▸ WORK INSTRUCTIONS: Set down the whole listing verbatim.

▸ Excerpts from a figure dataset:
[Begin]
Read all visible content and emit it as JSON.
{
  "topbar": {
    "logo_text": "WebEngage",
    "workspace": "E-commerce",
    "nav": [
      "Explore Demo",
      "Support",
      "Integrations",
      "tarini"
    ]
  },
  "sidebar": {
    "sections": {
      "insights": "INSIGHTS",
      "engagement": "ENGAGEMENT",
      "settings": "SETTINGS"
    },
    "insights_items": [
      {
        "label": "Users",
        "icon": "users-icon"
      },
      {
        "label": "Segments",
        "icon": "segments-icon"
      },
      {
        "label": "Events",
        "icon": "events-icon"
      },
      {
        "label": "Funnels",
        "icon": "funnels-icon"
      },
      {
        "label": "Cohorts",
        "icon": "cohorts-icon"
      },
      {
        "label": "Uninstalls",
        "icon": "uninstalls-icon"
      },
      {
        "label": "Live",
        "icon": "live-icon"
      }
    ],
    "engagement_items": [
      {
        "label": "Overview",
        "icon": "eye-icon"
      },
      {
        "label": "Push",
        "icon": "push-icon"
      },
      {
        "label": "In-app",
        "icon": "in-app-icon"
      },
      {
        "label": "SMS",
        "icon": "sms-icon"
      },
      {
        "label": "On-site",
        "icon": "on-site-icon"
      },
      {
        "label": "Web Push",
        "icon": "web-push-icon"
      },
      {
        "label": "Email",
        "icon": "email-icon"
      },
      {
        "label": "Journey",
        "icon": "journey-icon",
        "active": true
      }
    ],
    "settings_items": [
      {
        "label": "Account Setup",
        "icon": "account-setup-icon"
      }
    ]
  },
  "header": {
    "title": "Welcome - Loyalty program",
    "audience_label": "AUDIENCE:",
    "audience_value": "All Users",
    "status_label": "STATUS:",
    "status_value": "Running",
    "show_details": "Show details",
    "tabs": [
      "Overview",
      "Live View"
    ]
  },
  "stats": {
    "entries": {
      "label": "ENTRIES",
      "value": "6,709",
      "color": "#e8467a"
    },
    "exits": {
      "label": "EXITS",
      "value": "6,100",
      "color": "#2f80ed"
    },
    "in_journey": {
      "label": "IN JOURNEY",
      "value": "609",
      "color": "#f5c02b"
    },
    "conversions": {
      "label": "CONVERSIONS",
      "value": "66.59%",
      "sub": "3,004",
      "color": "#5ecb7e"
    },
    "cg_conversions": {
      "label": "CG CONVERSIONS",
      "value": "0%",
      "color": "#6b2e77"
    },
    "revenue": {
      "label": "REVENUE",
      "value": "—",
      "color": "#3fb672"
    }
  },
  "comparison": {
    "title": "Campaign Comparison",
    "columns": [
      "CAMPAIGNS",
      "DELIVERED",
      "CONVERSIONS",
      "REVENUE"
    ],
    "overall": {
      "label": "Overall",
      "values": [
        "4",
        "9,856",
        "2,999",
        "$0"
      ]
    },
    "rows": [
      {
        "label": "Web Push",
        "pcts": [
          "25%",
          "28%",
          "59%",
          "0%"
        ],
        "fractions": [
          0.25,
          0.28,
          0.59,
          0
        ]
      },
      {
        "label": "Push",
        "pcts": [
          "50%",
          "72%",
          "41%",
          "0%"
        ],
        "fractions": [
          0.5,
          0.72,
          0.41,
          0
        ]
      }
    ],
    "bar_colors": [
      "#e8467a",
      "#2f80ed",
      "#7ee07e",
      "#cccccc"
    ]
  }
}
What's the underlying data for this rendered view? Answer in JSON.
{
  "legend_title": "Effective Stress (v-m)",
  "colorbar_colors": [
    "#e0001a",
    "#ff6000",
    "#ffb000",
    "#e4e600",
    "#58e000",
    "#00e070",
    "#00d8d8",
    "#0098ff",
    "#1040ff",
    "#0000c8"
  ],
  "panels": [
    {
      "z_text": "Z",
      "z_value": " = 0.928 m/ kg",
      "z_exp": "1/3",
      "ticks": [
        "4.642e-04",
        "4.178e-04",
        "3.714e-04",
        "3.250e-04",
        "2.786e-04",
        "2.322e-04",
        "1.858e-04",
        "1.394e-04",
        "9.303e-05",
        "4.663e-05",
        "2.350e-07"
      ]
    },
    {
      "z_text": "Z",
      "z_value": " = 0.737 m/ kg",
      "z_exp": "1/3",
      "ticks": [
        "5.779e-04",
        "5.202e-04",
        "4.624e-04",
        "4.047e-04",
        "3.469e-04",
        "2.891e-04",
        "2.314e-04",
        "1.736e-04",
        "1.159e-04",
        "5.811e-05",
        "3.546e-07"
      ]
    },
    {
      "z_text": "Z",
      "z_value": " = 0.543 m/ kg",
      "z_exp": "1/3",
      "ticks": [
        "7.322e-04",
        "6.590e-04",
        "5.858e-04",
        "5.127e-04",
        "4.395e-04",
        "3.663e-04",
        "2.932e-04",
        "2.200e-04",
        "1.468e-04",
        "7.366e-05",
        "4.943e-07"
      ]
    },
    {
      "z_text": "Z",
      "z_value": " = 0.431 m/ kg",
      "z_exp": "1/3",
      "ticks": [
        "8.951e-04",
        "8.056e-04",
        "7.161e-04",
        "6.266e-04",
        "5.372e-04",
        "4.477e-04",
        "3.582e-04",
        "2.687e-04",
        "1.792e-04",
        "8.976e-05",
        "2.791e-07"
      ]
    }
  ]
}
[End]
▸ SOLVED EXERCISE:
Read all visible content and emit it as JSON.
{
  "topbar": {
    "logo_text": "WebEngage",
    "workspace": "E-commerce",
    "nav": [
      "Explore Demo",
      "Support",
      "Integrations",
      "tarini"
    ]
  },
  "sidebar": {
    "sections": {
      "insights": "INSIGHTS",
      "engagement": "ENGAGEMENT",
      "settings": "SETTINGS"
    },
    "insights_items": [
      {
        "label": "Users",
        "icon": "users-icon"
      },
      {
        "label": "Segments",
        "icon": "segments-icon"
      },
      {
        "label": "Events",
        "icon": "events-icon"
      },
      {
        "label": "Funnels",
        "icon": "funnels-icon"
      },
      {
        "label": "Cohorts",
        "icon": "cohorts-icon"
      },
      {
        "label": "Uninstalls",
        "icon": "uninstalls-icon"
      },
      {
        "label": "Live",
        "icon": "live-icon"
      }
    ],
    "engagement_items": [
      {
        "label": "Overview",
        "icon": "eye-icon"
      },
      {
        "label": "Push",
        "icon": "push-icon"
      },
      {
        "label": "In-app",
        "icon": "in-app-icon"
      },
      {
        "label": "SMS",
        "icon": "sms-icon"
      },
      {
        "label": "On-site",
        "icon": "on-site-icon"
      },
      {
        "label": "Web Push",
        "icon": "web-push-icon"
      },
      {
        "label": "Email",
        "icon": "email-icon"
      },
      {
        "label": "Journey",
        "icon": "journey-icon",
        "active": true
      }
    ],
    "settings_items": [
      {
        "label": "Account Setup",
        "icon": "account-setup-icon"
      }
    ]
  },
  "header": {
    "title": "Welcome - Loyalty program",
    "audience_label": "AUDIENCE:",
    "audience_value": "All Users",
    "status_label": "STATUS:",
    "status_value": "Running",
    "show_details": "Show details",
    "tabs": [
      "Overview",
      "Live View"
    ]
  },
  "stats": {
    "entries": {
      "label": "ENTRIES",
      "value": "6,709",
      "color": "#e8467a"
    },
    "exits": {
      "label": "EXITS",
      "value": "6,100",
      "color": "#2f80ed"
    },
    "in_journey": {
      "label": "IN JOURNEY",
      "value": "609",
      "color": "#f5c02b"
    },
    "conversions": {
      "label": "CONVERSIONS",
      "value": "66.59%",
      "sub": "3,004",
      "color": "#5ecb7e"
    },
    "cg_conversions": {
      "label": "CG CONVERSIONS",
      "value": "0%",
      "color": "#6b2e77"
    },
    "revenue": {
      "label": "REVENUE",
      "value": "—",
      "color": "#3fb672"
    }
  },
  "comparison": {
    "title": "Campaign Comparison",
    "columns": [
      "CAMPAIGNS",
      "DELIVERED",
      "CONVERSIONS",
      "REVENUE"
    ],
    "overall": {
      "label": "Overall",
      "values": [
        "4",
        "9,856",
        "2,999",
        "$0"
      ]
    },
    "rows": [
      {
        "label": "Web Push",
        "pcts": [
          "25%",
          "28%",
          "59%",
          "0%"
        ],
        "fractions": [
          0.25,
          0.28,
          0.59,
          0
        ]
      },
      {
        "label": "Push",
        "pcts": [
          "50%",
          "72%",
          "41%",
          "0%"
        ],
        "fractions": [
          0.5,
          0.72,
          0.41,
          0
        ]
      }
    ],
    "bar_colors": [
      "#e8467a",
      "#2f80ed",
      "#7ee07e",
      "#cccccc"
    ]
  }
}
What's the underlying data for this rendered view? Answer in JSON.
{
  "legend_title": "Effective Stress (v-m)",
  "colorbar_colors": [
    "#e0001a",
    "#ff6000",
    "#ffb000",
    "#e4e600",
    "#58e000",
    "#00e070",
    "#00d8d8",
    "#0098ff",
    "#1040ff",
    "#0000c8"
  ],
  "panels": [
    {
      "z_text": "Z",
      "z_value": " = 0.928 m/ kg",
      "z_exp": "1/3",
      "ticks": [
        "4.642e-04",
        "4.178e-04",
        "3.714e-04",
        "3.250e-04",
        "2.786e-04",
        "2.322e-04",
        "1.858e-04",
        "1.394e-04",
        "9.303e-05",
        "4.663e-05",
        "2.350e-07"
      ]
    },
    {
      "z_text": "Z",
      "z_value": " = 0.737 m/ kg",
      "z_exp": "1/3",
      "ticks": [
        "5.779e-04",
        "5.202e-04",
        "4.624e-04",
        "4.047e-04",
        "3.469e-04",
        "2.891e-04",
        "2.314e-04",
        "1.736e-04",
        "1.159e-04",
        "5.811e-05",
        "3.546e-07"
      ]
    },
    {
      "z_text": "Z",
      "z_value": " = 0.543 m/ kg",
      "z_exp": "1/3",
      "ticks": [
        "7.322e-04",
        "6.590e-04",
        "5.858e-04",
        "5.127e-04",
        "4.395e-04",
        "3.663e-04",
        "2.932e-04",
        "2.200e-04",
        "1.468e-04",
        "7.366e-05",
        "4.943e-07"
      ]
    },
    {
      "z_text": "Z",
      "z_value": " = 0.431 m/ kg",
      "z_exp": "1/3",
      "ticks": [
        "8.951e-04",
        "8.056e-04",
        "7.161e-04",
        "6.266e-04",
        "5.372e-04",
        "4.477e-04",
        "3.582e-04",
        "2.687e-04",
        "1.792e-04",
        "8.976e-05",
        "2.791e-07"
      ]
    }
  ]
}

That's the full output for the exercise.